(THE TASK)
Filter this data down to the lines that hold "Carl", and copy them.

(RECORDED DATA)

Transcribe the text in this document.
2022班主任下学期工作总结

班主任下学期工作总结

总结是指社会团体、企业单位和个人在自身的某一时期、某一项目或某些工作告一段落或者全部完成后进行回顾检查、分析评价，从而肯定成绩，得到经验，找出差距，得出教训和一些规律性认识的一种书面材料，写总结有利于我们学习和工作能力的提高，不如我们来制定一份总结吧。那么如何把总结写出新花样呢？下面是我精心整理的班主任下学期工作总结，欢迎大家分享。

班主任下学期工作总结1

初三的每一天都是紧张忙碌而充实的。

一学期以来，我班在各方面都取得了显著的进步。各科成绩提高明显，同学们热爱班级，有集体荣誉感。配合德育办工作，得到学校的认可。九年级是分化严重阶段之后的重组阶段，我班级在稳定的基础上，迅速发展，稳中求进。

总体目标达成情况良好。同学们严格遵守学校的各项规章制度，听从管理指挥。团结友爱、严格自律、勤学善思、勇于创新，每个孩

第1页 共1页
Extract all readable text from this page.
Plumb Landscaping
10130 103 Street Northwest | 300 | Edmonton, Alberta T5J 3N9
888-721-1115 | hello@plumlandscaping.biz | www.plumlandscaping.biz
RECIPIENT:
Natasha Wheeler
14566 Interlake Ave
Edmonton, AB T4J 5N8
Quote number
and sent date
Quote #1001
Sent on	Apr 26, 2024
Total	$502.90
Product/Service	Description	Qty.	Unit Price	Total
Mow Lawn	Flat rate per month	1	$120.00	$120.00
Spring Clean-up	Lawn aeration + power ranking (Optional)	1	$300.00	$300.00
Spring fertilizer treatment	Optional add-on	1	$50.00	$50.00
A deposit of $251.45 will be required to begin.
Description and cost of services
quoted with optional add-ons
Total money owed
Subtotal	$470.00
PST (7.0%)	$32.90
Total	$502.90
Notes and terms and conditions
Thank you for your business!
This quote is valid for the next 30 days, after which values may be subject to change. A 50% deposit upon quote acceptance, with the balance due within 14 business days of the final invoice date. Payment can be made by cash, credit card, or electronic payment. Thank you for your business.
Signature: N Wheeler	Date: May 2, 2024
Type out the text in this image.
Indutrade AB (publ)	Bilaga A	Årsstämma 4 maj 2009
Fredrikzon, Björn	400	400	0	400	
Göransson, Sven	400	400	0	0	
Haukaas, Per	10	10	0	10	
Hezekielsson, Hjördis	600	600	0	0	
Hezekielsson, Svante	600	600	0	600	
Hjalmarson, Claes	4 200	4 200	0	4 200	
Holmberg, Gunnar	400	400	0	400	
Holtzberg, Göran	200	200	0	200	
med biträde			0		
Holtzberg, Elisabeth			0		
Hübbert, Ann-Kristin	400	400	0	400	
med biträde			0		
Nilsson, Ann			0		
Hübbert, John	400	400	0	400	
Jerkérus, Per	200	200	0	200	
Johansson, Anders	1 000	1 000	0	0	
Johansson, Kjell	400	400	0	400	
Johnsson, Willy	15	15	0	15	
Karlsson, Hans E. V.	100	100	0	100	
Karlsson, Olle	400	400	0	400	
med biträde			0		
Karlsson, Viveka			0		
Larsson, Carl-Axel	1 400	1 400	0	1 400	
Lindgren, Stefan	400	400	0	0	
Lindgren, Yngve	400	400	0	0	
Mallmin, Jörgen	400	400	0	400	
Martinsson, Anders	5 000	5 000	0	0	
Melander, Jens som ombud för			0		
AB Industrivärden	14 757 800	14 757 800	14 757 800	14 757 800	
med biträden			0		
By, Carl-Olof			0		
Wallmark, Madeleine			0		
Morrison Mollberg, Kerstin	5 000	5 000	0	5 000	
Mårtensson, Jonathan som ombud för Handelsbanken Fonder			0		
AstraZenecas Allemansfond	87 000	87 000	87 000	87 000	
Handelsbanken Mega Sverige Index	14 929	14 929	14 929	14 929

(TASK RESULT)
Larsson, Carl-Axel	1 400	1 400	0	1 400	
By, Carl-Olof			0		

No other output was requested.